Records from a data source
..............................
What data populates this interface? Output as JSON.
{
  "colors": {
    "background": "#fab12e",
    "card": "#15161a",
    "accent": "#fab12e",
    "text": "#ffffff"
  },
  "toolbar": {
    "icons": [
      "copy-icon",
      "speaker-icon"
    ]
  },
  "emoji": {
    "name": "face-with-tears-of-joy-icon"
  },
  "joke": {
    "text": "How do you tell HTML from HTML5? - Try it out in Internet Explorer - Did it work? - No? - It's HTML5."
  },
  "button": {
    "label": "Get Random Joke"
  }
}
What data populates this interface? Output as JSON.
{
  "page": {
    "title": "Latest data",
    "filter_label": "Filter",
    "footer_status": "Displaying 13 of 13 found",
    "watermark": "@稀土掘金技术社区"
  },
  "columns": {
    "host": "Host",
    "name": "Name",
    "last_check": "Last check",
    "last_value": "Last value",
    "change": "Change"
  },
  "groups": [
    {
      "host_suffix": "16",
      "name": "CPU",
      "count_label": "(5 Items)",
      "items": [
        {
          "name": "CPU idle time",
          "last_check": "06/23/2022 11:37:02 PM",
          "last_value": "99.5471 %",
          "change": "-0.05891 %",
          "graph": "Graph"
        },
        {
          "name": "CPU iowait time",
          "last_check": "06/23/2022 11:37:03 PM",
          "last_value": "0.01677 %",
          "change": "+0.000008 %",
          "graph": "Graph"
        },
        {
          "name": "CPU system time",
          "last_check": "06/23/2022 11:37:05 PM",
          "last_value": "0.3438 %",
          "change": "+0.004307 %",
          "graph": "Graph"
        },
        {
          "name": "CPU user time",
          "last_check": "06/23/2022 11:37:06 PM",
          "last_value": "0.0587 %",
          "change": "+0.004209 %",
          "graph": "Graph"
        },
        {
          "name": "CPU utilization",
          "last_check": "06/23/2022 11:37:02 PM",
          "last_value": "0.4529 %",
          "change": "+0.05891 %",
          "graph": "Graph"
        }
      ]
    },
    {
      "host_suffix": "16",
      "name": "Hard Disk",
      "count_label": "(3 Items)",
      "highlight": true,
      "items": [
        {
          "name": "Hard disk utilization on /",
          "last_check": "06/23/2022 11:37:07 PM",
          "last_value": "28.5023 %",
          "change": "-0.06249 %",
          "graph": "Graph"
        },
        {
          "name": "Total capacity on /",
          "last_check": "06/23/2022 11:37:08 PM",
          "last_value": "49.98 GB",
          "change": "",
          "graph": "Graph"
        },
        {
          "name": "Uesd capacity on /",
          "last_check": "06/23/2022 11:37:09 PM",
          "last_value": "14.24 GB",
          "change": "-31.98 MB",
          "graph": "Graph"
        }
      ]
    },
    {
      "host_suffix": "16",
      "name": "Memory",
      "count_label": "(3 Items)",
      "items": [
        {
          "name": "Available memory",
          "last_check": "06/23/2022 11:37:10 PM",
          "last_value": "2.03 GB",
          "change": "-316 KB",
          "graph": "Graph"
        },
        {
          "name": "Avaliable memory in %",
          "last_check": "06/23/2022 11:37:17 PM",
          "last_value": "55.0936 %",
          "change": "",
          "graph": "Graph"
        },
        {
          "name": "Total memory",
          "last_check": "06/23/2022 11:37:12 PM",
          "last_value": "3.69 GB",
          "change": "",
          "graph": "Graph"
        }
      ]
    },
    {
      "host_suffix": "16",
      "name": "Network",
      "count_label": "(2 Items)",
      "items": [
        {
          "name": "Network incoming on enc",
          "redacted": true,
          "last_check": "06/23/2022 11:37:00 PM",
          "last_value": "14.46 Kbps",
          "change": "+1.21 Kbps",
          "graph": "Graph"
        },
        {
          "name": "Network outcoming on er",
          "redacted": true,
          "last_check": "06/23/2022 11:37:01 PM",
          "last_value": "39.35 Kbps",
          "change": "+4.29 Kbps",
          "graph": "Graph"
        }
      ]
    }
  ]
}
..............................
TASK TO COMPLETE: Copy each line of the listing that includes "utilization".

SOLUTION TO THIS TASK:
          "name": "CPU utilization",
          "name": "Hard disk utilization on /",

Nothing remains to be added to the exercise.